# Work instructions
Extract all lines that hold "JSON" from the records below.

** START OF Data shown **

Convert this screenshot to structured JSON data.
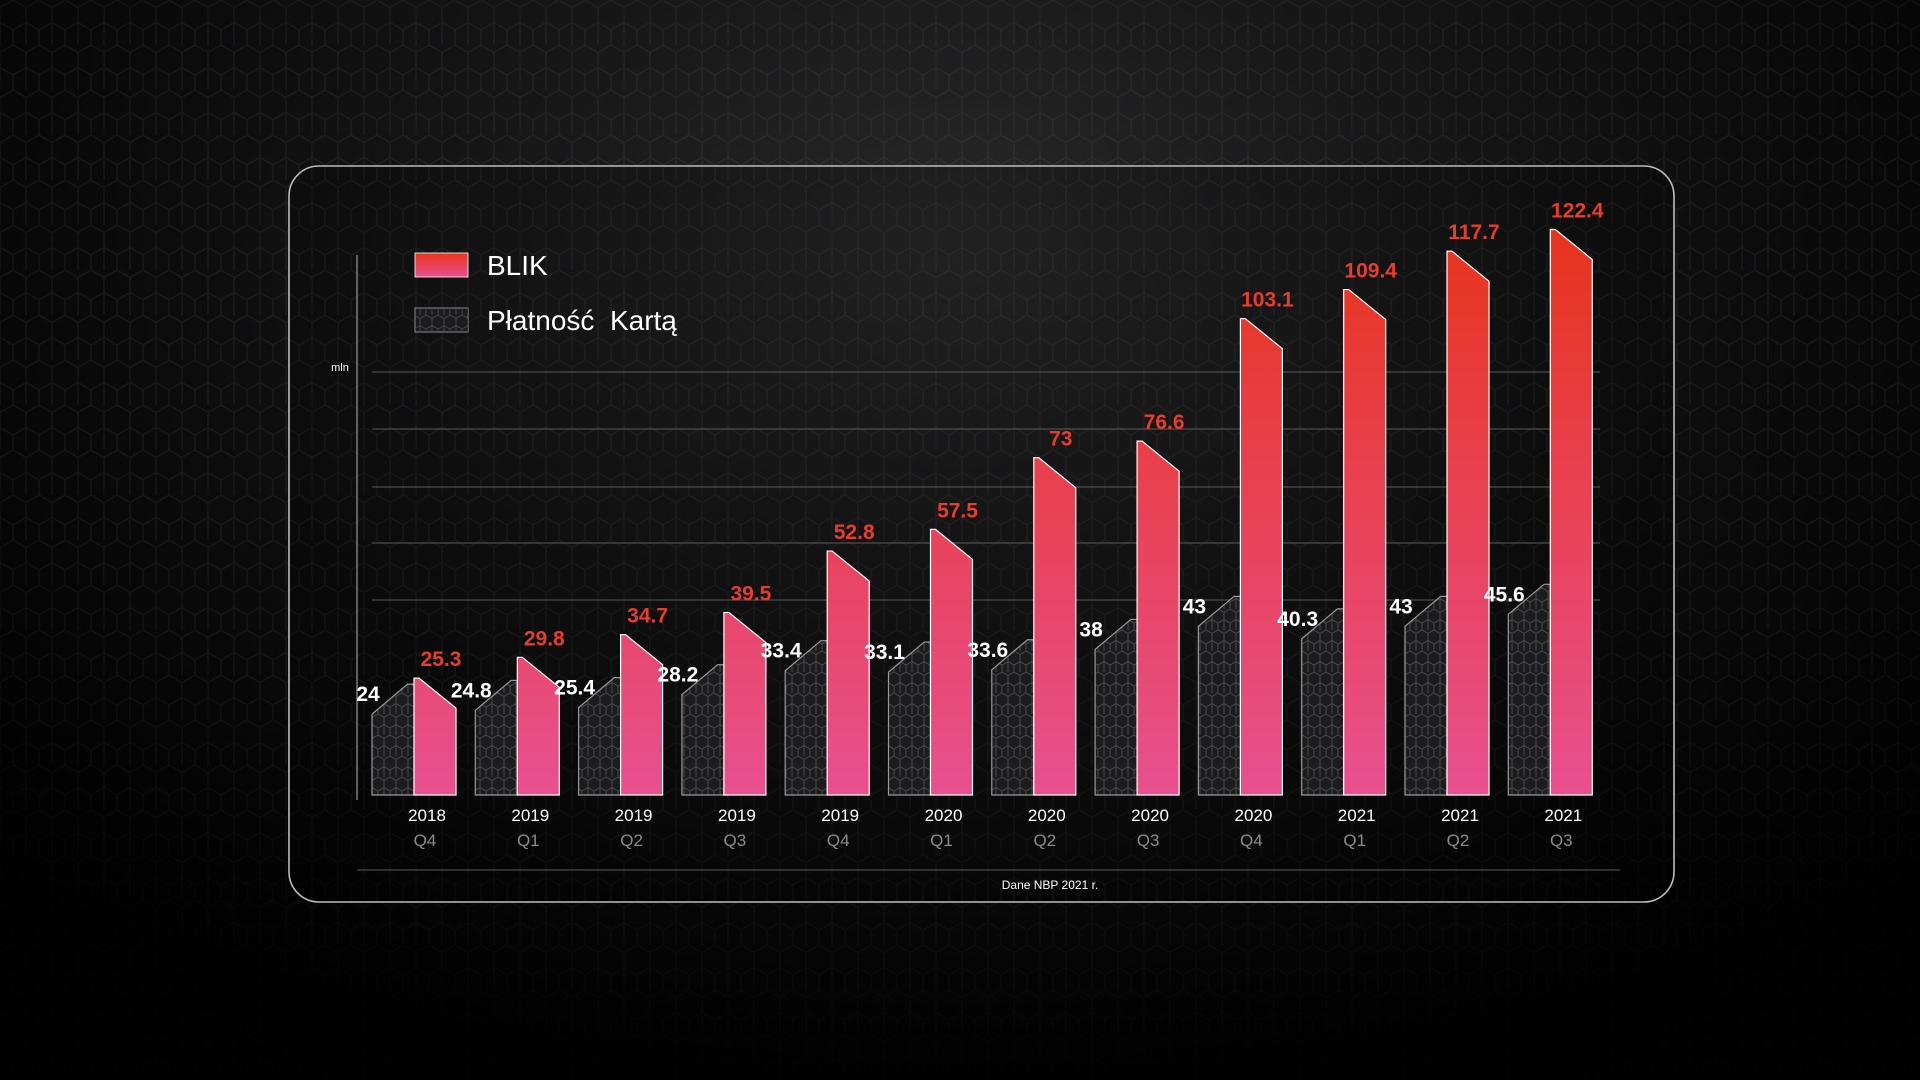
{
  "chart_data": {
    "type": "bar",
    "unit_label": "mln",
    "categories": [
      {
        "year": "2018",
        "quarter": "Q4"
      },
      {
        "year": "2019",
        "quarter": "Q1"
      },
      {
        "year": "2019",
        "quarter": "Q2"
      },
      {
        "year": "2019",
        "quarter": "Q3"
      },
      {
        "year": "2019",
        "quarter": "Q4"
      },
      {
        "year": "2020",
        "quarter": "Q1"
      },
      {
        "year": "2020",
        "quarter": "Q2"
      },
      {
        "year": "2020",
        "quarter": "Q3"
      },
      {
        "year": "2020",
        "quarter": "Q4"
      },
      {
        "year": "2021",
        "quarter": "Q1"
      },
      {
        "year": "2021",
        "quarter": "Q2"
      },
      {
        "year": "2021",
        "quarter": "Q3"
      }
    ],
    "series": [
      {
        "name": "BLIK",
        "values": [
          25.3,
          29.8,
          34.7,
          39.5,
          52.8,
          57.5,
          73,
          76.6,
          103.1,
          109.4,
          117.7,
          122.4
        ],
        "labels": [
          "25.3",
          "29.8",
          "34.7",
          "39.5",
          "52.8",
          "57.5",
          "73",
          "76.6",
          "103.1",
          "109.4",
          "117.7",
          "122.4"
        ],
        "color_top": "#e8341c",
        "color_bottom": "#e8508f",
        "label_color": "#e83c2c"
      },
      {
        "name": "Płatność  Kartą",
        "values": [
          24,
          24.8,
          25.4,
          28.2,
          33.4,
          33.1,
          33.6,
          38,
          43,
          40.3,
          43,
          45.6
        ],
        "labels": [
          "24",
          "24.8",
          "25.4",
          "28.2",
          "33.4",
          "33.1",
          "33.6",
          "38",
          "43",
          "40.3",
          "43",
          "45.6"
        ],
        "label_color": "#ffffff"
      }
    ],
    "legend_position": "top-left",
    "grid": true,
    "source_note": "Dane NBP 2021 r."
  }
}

** END OF Data shown **
** START OF Data shown **

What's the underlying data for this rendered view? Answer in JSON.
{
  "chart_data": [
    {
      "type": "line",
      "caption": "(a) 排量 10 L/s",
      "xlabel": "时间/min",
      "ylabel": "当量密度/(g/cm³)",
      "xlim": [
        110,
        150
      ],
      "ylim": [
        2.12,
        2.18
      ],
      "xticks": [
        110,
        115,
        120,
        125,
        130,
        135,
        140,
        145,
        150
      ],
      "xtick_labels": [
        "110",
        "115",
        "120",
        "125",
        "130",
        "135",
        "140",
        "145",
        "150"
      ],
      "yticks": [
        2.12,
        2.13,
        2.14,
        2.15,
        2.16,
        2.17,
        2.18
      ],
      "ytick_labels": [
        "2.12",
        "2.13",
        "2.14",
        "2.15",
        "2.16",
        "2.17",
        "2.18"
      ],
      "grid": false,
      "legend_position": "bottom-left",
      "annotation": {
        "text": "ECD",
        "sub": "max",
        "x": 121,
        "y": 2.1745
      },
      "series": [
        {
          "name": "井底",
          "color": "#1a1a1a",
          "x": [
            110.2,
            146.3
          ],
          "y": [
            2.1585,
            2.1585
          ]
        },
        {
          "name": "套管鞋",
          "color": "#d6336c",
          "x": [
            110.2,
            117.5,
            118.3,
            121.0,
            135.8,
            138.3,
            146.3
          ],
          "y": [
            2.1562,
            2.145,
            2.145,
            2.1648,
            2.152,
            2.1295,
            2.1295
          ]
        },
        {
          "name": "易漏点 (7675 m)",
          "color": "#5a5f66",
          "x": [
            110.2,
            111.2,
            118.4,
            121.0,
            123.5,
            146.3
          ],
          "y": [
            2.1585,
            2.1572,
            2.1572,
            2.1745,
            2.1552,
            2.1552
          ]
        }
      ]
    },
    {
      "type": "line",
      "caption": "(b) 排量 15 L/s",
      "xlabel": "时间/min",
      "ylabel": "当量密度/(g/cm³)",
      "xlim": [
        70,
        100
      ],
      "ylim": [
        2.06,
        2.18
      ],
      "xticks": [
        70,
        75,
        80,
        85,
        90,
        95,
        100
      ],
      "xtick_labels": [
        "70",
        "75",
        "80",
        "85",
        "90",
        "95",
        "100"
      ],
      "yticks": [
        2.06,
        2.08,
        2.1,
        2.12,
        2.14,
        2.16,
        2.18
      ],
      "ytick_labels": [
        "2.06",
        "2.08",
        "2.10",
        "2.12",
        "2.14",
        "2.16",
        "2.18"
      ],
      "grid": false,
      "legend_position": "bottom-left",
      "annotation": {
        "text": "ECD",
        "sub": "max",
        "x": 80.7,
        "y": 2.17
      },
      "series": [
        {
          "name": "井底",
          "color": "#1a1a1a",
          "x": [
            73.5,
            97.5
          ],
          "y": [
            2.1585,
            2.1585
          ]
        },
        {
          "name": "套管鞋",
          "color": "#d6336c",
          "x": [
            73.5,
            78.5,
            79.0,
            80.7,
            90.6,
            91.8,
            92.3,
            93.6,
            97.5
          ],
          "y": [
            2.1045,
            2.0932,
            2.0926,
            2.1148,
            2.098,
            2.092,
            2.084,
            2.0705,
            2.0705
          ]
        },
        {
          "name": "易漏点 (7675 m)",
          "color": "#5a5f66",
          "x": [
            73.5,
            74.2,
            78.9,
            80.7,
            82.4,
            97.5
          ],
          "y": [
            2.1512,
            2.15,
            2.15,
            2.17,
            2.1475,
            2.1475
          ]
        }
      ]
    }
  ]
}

** END OF Data shown **
** START OF Data shown **

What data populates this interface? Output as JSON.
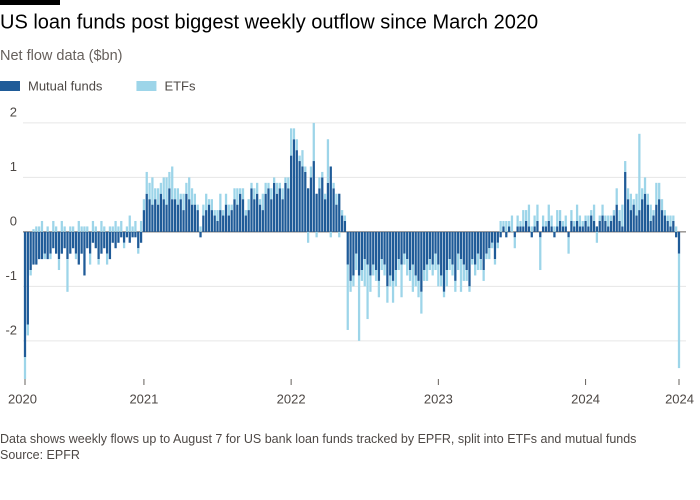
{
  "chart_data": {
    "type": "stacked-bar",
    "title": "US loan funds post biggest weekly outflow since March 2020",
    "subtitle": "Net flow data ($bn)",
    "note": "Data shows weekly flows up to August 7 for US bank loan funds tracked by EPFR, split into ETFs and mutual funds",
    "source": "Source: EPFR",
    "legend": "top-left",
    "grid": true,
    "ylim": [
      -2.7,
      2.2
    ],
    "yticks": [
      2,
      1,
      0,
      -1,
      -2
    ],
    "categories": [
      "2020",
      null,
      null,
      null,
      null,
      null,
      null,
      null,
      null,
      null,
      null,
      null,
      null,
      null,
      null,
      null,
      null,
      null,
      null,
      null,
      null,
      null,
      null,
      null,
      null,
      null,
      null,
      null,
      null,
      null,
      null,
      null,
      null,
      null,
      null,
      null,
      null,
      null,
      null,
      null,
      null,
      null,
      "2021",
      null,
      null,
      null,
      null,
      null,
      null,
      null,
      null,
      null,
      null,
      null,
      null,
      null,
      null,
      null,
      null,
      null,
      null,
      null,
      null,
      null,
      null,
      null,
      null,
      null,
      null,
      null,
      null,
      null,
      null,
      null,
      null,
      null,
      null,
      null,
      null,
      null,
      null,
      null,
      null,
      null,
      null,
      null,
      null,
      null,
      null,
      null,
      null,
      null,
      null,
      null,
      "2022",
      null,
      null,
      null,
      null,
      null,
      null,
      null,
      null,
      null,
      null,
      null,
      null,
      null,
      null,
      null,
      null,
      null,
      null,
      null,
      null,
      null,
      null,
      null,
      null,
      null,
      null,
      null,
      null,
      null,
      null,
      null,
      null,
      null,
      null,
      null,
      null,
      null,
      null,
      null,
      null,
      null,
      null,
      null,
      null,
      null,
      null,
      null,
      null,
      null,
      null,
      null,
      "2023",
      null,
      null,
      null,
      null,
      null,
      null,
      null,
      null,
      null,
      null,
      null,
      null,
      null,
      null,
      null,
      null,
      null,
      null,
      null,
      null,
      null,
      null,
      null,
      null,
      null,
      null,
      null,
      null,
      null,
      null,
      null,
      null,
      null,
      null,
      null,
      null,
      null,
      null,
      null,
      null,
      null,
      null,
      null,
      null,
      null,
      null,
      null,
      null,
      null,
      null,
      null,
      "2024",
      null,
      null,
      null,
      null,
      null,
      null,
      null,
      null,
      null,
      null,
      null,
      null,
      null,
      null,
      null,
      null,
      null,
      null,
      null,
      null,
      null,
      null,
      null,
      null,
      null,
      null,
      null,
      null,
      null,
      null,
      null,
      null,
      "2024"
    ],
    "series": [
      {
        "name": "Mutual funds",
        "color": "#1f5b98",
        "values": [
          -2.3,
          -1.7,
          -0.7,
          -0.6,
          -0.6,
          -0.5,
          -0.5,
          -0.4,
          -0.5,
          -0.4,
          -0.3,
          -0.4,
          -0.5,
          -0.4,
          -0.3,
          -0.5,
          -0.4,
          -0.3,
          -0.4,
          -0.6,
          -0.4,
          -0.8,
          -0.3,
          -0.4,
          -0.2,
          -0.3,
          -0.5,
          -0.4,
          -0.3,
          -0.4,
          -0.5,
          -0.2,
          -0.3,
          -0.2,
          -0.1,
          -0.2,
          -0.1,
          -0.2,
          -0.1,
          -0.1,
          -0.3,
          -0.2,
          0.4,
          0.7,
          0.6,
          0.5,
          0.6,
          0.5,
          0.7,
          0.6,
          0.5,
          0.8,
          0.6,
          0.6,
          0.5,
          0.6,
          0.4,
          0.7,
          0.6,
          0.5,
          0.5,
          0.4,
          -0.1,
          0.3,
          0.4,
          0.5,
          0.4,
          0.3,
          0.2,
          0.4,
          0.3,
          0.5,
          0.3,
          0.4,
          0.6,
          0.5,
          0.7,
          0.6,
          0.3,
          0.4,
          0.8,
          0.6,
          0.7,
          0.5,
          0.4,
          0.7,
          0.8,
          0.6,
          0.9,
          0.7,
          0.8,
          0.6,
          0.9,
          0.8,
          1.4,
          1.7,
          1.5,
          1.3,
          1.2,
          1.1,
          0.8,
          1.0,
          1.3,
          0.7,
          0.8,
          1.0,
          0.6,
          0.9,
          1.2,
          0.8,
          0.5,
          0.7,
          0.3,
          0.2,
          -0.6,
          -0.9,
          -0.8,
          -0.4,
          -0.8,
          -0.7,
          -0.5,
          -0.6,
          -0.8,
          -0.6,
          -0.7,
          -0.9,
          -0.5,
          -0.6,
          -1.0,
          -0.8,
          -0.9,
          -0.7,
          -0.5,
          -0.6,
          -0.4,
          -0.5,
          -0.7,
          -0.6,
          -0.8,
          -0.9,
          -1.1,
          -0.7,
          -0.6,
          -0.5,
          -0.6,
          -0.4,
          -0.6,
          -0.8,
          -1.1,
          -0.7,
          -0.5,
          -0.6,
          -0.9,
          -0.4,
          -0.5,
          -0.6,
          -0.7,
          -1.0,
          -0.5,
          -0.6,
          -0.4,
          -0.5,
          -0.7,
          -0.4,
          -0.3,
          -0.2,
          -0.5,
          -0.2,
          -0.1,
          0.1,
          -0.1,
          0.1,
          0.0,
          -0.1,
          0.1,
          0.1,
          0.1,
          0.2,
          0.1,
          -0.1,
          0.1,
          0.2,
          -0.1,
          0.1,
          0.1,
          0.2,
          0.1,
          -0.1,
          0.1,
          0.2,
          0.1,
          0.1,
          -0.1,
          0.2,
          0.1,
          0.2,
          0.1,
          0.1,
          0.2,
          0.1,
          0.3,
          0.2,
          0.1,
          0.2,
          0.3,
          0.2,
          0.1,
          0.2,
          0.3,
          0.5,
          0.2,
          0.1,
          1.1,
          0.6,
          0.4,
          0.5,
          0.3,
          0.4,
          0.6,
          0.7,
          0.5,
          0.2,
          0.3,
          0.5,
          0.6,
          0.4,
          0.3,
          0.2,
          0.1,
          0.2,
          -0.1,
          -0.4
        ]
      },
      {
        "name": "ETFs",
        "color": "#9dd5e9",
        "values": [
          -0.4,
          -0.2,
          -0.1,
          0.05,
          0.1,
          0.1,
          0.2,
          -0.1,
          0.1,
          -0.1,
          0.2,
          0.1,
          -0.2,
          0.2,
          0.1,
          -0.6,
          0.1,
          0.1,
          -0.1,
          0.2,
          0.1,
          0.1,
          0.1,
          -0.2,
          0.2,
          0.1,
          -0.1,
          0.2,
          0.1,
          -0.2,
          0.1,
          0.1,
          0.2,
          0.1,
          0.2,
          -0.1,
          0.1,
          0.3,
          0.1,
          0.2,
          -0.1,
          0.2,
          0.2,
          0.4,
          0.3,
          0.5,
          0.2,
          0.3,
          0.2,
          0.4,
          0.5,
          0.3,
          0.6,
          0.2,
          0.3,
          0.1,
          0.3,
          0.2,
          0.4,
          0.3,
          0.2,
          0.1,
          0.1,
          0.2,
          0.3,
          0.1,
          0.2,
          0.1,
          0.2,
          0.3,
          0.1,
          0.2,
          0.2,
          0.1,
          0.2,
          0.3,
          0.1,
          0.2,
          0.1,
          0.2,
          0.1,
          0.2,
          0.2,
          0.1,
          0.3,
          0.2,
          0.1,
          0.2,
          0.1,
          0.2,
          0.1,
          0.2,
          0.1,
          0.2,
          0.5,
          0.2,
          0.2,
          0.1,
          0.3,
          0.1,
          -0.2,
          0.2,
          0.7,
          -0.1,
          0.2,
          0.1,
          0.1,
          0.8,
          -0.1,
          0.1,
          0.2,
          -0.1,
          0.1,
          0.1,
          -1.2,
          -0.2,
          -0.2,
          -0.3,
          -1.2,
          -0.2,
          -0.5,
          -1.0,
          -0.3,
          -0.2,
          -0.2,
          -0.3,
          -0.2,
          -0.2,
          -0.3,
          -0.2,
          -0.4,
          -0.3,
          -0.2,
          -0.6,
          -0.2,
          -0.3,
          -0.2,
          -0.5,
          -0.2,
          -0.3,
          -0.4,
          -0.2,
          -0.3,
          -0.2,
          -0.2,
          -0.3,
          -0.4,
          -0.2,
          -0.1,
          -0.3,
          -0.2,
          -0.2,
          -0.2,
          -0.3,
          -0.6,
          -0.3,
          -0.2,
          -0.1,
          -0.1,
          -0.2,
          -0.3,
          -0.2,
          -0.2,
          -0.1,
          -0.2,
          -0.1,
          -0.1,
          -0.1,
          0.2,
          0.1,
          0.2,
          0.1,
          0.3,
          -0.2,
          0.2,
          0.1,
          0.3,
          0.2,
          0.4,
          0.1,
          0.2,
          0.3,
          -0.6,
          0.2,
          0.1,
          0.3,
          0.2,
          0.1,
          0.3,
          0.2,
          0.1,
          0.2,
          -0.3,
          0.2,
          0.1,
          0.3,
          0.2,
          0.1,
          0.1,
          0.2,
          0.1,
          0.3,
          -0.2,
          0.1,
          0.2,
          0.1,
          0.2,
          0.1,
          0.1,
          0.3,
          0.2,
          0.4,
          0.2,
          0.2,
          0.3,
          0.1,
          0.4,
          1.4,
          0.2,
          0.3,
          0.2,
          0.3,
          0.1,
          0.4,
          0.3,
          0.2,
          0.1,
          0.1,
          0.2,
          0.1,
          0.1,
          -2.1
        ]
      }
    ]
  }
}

** END OF Data shown **

# Solution below
Convert this screenshot to structured JSON data.
What's the underlying data for this rendered view? Answer in JSON.
What data populates this interface? Output as JSON.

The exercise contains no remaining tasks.